WRITTEN INSTRUCTION A: Which distinct usernames appear in the post headers of the forum thread about Gen Giap?

Gen Giap as a combat commander (in the 1950s, I think)                                          Gen Giap in his later years


----------



## CougarKing (4 Oct 2013)

Doesn't his career rival that of China's Marshal Lin Biao as well?


----------



## Edward Campbell (4 Oct 2013)

Fair point, S.M.A. but I think Gen Giap's achievements and influences stand on their own. Giap fought, with little support, against two modern, sophisticated, rich Western invaders and he defeated both. He is worthy of study and respect.


----------



## CougarKing (4 Oct 2013)

E.R. Campbell said:
			
		

> Giap fought, with little support, against two modern, sophisticated, rich Western invaders and he defeated both.



Isn't it three Western-style invaders if you count the Japanese? Wasn't he already active with the Viet Minh's predecessor group against the Japanese occupation of most of French Indochina during World War II as well?

Initially the Viet Minh fought with captured Japanese weapons during the French reoccupation campaigns in Indochina from the 1945 onwards, if I can recall correctly. China's PLA did the same under Marshal Lin Biao by taking surrendered Japanese armour, artillery and small arms in Manchuria.


----------



## Edward Campbell (4 Oct 2013)

S.M.A. said:
			
		

> Isn't it three Western-style invaders if you count the Japanese? Wasn't he already active with the Viet Minh's predecessor group against the Japanese occupation of most of French Indochina during World War II as well?



Yes, indeed he was, but I think the significance of the Japanese victories in 1941/42 was that they _registered_ all over the world and reminded people that the Europeans and Americans were not invincible and _inspired_ some leaders, like Ho Chi Mnih and Giap to risk everything. I think the fact that the Japanese were Asians, not _Western_, was of great importance.


----------



## Infantryman2b (4 Oct 2013)

RECORDS SUPPLIED:
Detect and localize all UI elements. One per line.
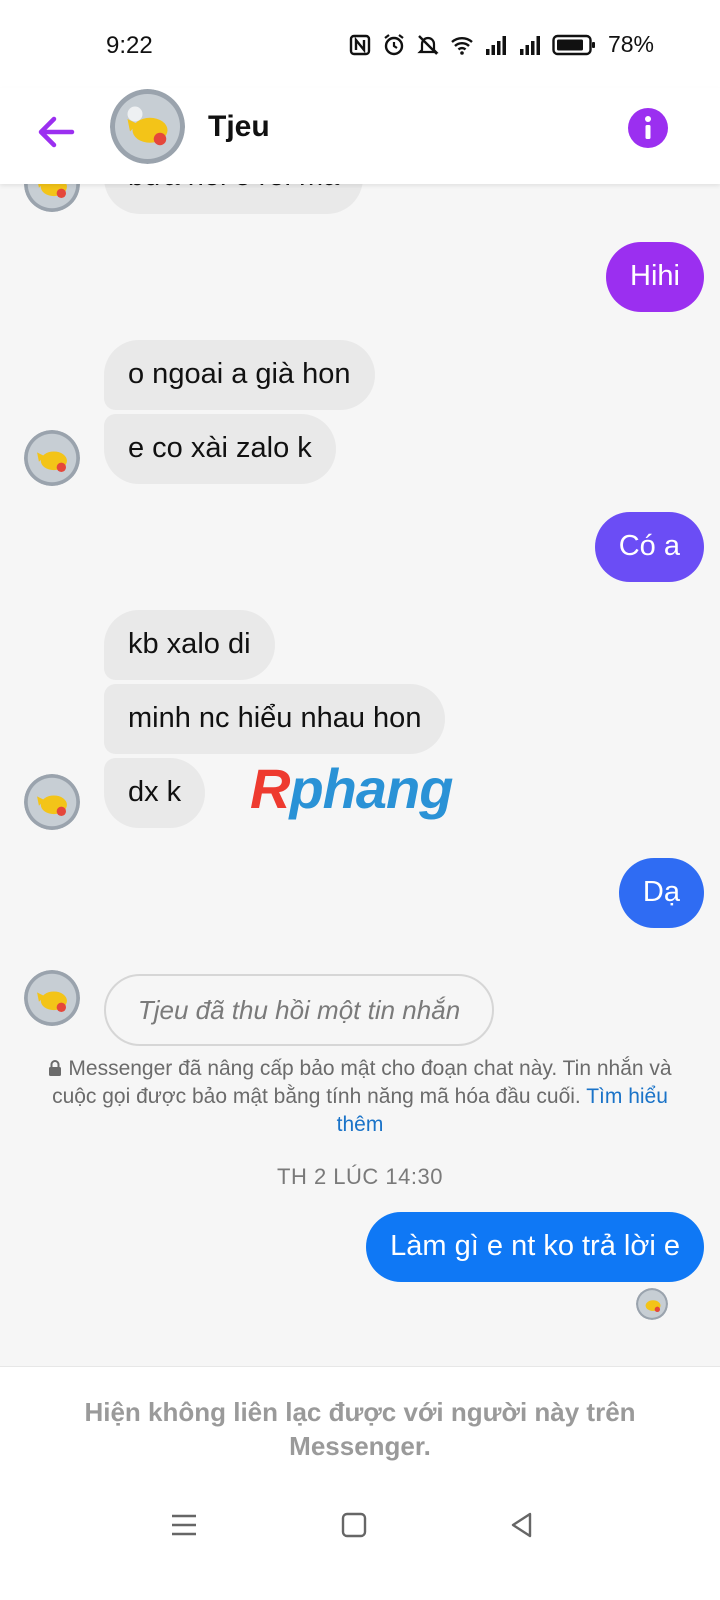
battery-percentage: 78% [607,31,654,57]
seen-avatar [636,1288,668,1320]
message-incoming[interactable]: e co xài zalo k [104,414,336,484]
message-incoming[interactable]: dx k [104,758,206,828]
status-bar: 9:22 78% [0,0,720,90]
menu-icon[interactable] [166,1507,202,1543]
conversation-header: Tjeu [0,88,720,184]
sender-avatar [24,970,80,1026]
unavailable-footer: Hiện không liên lạc được với người này t… [0,1366,720,1600]
message-outgoing[interactable]: Có a [594,512,704,582]
encryption-text: Messenger đã nâng cấp bảo mật cho đoạn c… [52,1057,672,1108]
sender-avatar [24,430,80,486]
signal-icon [519,35,540,55]
message-outgoing[interactable]: Làm gì e nt ko trả lời e [366,1212,704,1282]
wifi-icon [451,36,473,55]
contact-name[interactable]: Tjeu [208,110,270,144]
status-icons: 78% [348,31,654,58]
home-icon[interactable] [336,1507,372,1543]
message-incoming[interactable]: kb xalo di [104,610,275,680]
message-list[interactable]: bửa hỏi e rồi mà Hihi o ngoai a già hon … [0,184,720,1366]
watermark-logo: Rphang [250,757,453,820]
info-icon[interactable] [626,106,670,150]
back-triangle-icon[interactable] [504,1507,540,1543]
lock-icon [49,1060,62,1076]
back-arrow-icon[interactable] [34,110,78,154]
recalled-message-notice[interactable]: Tjeu đã thu hồi một tin nhắn [104,974,494,1046]
signal-icon [485,35,506,55]
message-incoming[interactable]: o ngoai a già hon [104,340,375,410]
sender-avatar [24,774,80,830]
nfc-icon [349,34,371,55]
mute-icon [417,34,439,55]
message-incoming[interactable]: minh nc hiểu nhau hon [104,684,446,754]
message-outgoing[interactable]: Hihi [606,242,704,312]
message-outgoing[interactable]: Dạ [618,858,704,928]
alarm-icon [384,33,404,55]
status-time: 9:22 [106,32,153,59]
sender-avatar [24,184,80,212]
encryption-notice: Messenger đã nâng cấp bảo mật cho đoạn c… [36,1055,684,1139]
message-timestamp: TH 2 LÚC 14:30 [277,1164,443,1189]
message-incoming[interactable]: bửa hỏi e rồi mà [104,184,364,214]
unavailable-notice: Hiện không liên lạc được với người này t… [84,1397,636,1461]
contact-avatar[interactable] [110,89,185,164]
battery-icon [552,34,595,55]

WRITTEN INSTRUCTION B: In the records, could you repeat everything from the line containing "battery-percentage: 78% [607,31,654,57]" down to the line containing "wifi-icon [451,36,473,55]", without changing any of it?

EXPECTED ANSWER A:
CougarKing
Edward Campbell
Infantryman2b

EXPECTED ANSWER B:
battery-percentage: 78% [607,31,654,57]
seen-avatar [636,1288,668,1320]
message-incoming[interactable]: e co xài zalo k [104,414,336,484]
message-incoming[interactable]: dx k [104,758,206,828]
status-bar: 9:22 78% [0,0,720,90]
menu-icon[interactable] [166,1507,202,1543]
conversation-header: Tjeu [0,88,720,184]
sender-avatar [24,970,80,1026]
unavailable-footer: Hiện không liên lạc được với người này t… [0,1366,720,1600]
message-outgoing[interactable]: Có a [594,512,704,582]
encryption-text: Messenger đã nâng cấp bảo mật cho đoạn c… [52,1057,672,1108]
sender-avatar [24,430,80,486]
signal-icon [519,35,540,55]
message-outgoing[interactable]: Làm gì e nt ko trả lời e [366,1212,704,1282]
wifi-icon [451,36,473,55]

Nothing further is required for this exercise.